• **GIVEN INSTRUCTION**: Repeat the listing exactly as given, omitting every image.

• **LISTED ENTRIES**:
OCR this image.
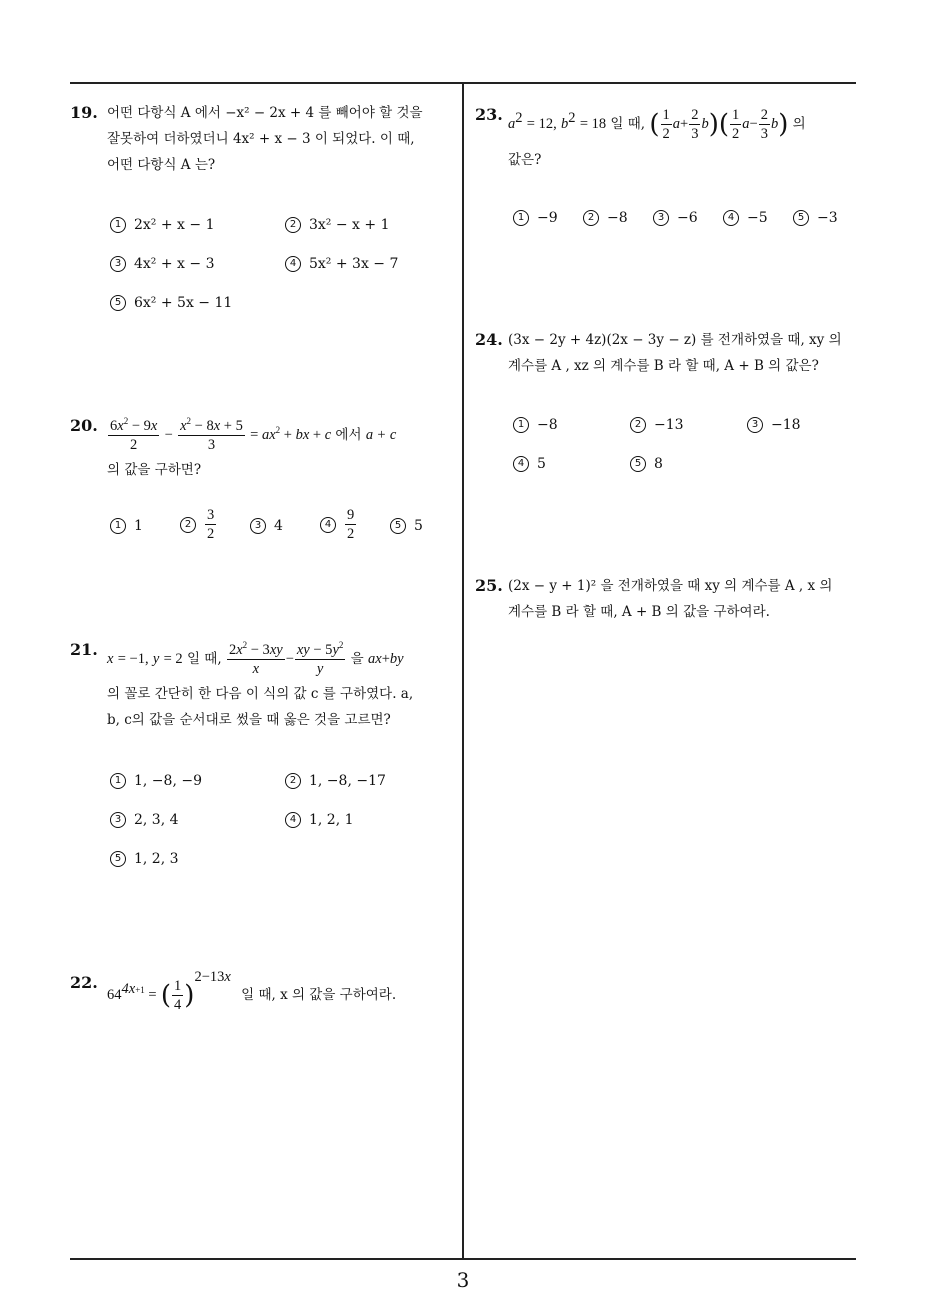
3
19. 어떤 다항식 A 에서 −x² − 2x + 4 를 빼어야 할 것을
잘못하여 더하였더니 4x² + x − 3 이 되었다. 이 때,
어떤 다항식 A 는?
1 2x² + x − 1	2 3x² − x + 1
3 4x² + x − 3	4 5x² + 3x − 7
5 6x² + 5x − 11
20. $\frac{6x^2 - 9x}{2} - \frac{x^2 - 8x + 5}{3} = ax^2$ + bx + c 에서 a + c
의 값을 구하면?
1 1	$2 \frac{3}{2}$	3 4	$4 \frac{9}{2}$	5 5
21. x = −1, y = 2 일 때, $\frac{2x^2 - 3xy}{x} - \frac{xy - 5y^2}{y}$ 을 ax+by
의 꼴로 간단히 한 다음 이 식의 값 c 를 구하였다. a,
b, c의 값을 순서대로 썼을 때 옳은 것을 고르면?
1 1, −8, −9	2 1, −8, −17
3 2, 3, 4	4 1, 2, 1
5 1, 2, 3
22.
$64^{4x+1}$ = ( $\frac{1}{4} )^{2-13x}$ 일 때, x 의 값을 구하여라.
23. $a^2 = 12$, $b^2 = 18$ 일 때, ( $\frac{1}{2} a+ \frac{2}{3} b)( \frac{1}{2} a- \frac{2}{3} b)$ 의
값은?
1 −9	2 −8	3 −6	4 −5	5 −3
24. (3x − 2y + 4z)(2x − 3y − z) 를 전개하였을 때, xy 의
계수를 A , xz 의 계수를 B 라 할 때, A + B 의 값은?
1 −8	2 −13	3 −18
4 5	5 8
25. (2x − y + 1)² 을 전개하였을 때 xy 의 계수를 A , x 의
계수를 B 라 할 때, A + B 의 값을 구하여라.
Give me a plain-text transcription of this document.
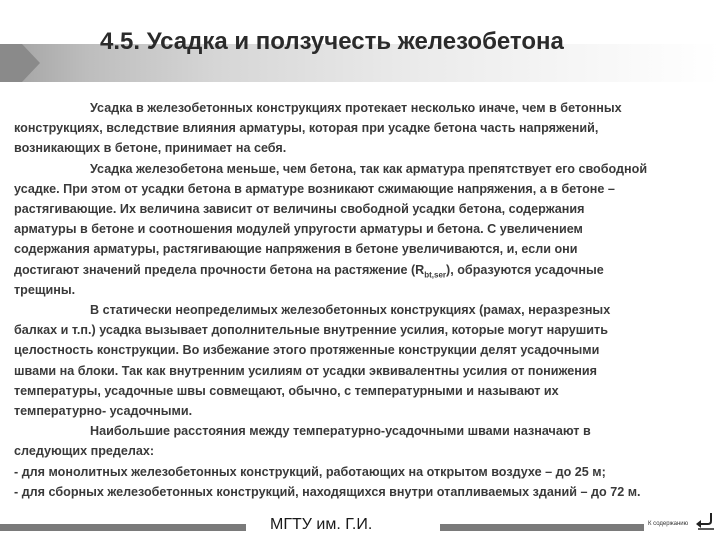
4.5. Усадка и ползучесть железобетона
Усадка в железобетонных конструкциях протекает несколько иначе, чем в бетонных
конструкциях, вследствие влияния арматуры, которая при усадке бетона часть напряжений,
возникающих в бетоне, принимает на себя.
Усадка железобетона меньше, чем бетона, так как арматура препятствует его свободной
усадке. При этом от усадки бетона в арматуре возникают сжимающие напряжения, а в бетоне –
растягивающие. Их величина зависит от величины свободной усадки бетона, содержания
арматуры в бетоне и соотношения модулей упругости арматуры и бетона. С увеличением
содержания арматуры, растягивающие напряжения в бетоне увеличиваются, и, если они
достигают значений предела прочности бетона на растяжение $(R_{bt,ser})$, образуются усадочные
трещины.
В статически неопределимых железобетонных конструкциях (рамах, неразрезных
балках и т.п.) усадка вызывает дополнительные внутренние усилия, которые могут нарушить
целостность конструкции. Во избежание этого протяженные конструкции делят усадочными
швами на блоки. Так как внутренним усилиям от усадки эквивалентны усилия от понижения
температуры, усадочные швы совмещают, обычно, с температурными и называют их
температурно- усадочными.
Наибольшие расстояния между температурно-усадочными швами назначают в
следующих пределах:
- для монолитных железобетонных конструкций, работающих на открытом воздухе – до 25 м;
- для сборных железобетонных конструкций, находящихся внутри отапливаемых зданий – до 72 м.
МГТУ им. Г.И.	К содержанию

• **RESPONSE**:
OCR this image.
3
19. 어떤 다항식 A 에서 −x² − 2x + 4 를 빼어야 할 것을
잘못하여 더하였더니 4x² + x − 3 이 되었다. 이 때,
어떤 다항식 A 는?
1 2x² + x − 1	2 3x² − x + 1
3 4x² + x − 3	4 5x² + 3x − 7
5 6x² + 5x − 11
20. $\frac{6x^2 - 9x}{2} - \frac{x^2 - 8x + 5}{3} = ax^2$ + bx + c 에서 a + c
의 값을 구하면?
1 1	$2 \frac{3}{2}$	3 4	$4 \frac{9}{2}$	5 5
21. x = −1, y = 2 일 때, $\frac{2x^2 - 3xy}{x} - \frac{xy - 5y^2}{y}$ 을 ax+by
의 꼴로 간단히 한 다음 이 식의 값 c 를 구하였다. a,
b, c의 값을 순서대로 썼을 때 옳은 것을 고르면?
1 1, −8, −9	2 1, −8, −17
3 2, 3, 4	4 1, 2, 1
5 1, 2, 3
22.
$64^{4x+1}$ = ( $\frac{1}{4} )^{2-13x}$ 일 때, x 의 값을 구하여라.
23. $a^2 = 12$, $b^2 = 18$ 일 때, ( $\frac{1}{2} a+ \frac{2}{3} b)( \frac{1}{2} a- \frac{2}{3} b)$ 의
값은?
1 −9	2 −8	3 −6	4 −5	5 −3
24. (3x − 2y + 4z)(2x − 3y − z) 를 전개하였을 때, xy 의
계수를 A , xz 의 계수를 B 라 할 때, A + B 의 값은?
1 −8	2 −13	3 −18
4 5	5 8
25. (2x − y + 1)² 을 전개하였을 때 xy 의 계수를 A , x 의
계수를 B 라 할 때, A + B 의 값을 구하여라.
Give me a plain-text transcription of this document.
4.5. Усадка и ползучесть железобетона
Усадка в железобетонных конструкциях протекает несколько иначе, чем в бетонных
конструкциях, вследствие влияния арматуры, которая при усадке бетона часть напряжений,
возникающих в бетоне, принимает на себя.
Усадка железобетона меньше, чем бетона, так как арматура препятствует его свободной
усадке. При этом от усадки бетона в арматуре возникают сжимающие напряжения, а в бетоне –
растягивающие. Их величина зависит от величины свободной усадки бетона, содержания
арматуры в бетоне и соотношения модулей упругости арматуры и бетона. С увеличением
содержания арматуры, растягивающие напряжения в бетоне увеличиваются, и, если они
достигают значений предела прочности бетона на растяжение $(R_{bt,ser})$, образуются усадочные
трещины.
В статически неопределимых железобетонных конструкциях (рамах, неразрезных
балках и т.п.) усадка вызывает дополнительные внутренние усилия, которые могут нарушить
целостность конструкции. Во избежание этого протяженные конструкции делят усадочными
швами на блоки. Так как внутренним усилиям от усадки эквивалентны усилия от понижения
температуры, усадочные швы совмещают, обычно, с температурными и называют их
температурно- усадочными.
Наибольшие расстояния между температурно-усадочными швами назначают в
следующих пределах:
- для монолитных железобетонных конструкций, работающих на открытом воздухе – до 25 м;
- для сборных железобетонных конструкций, находящихся внутри отапливаемых зданий – до 72 м.
МГТУ им. Г.И.	К содержанию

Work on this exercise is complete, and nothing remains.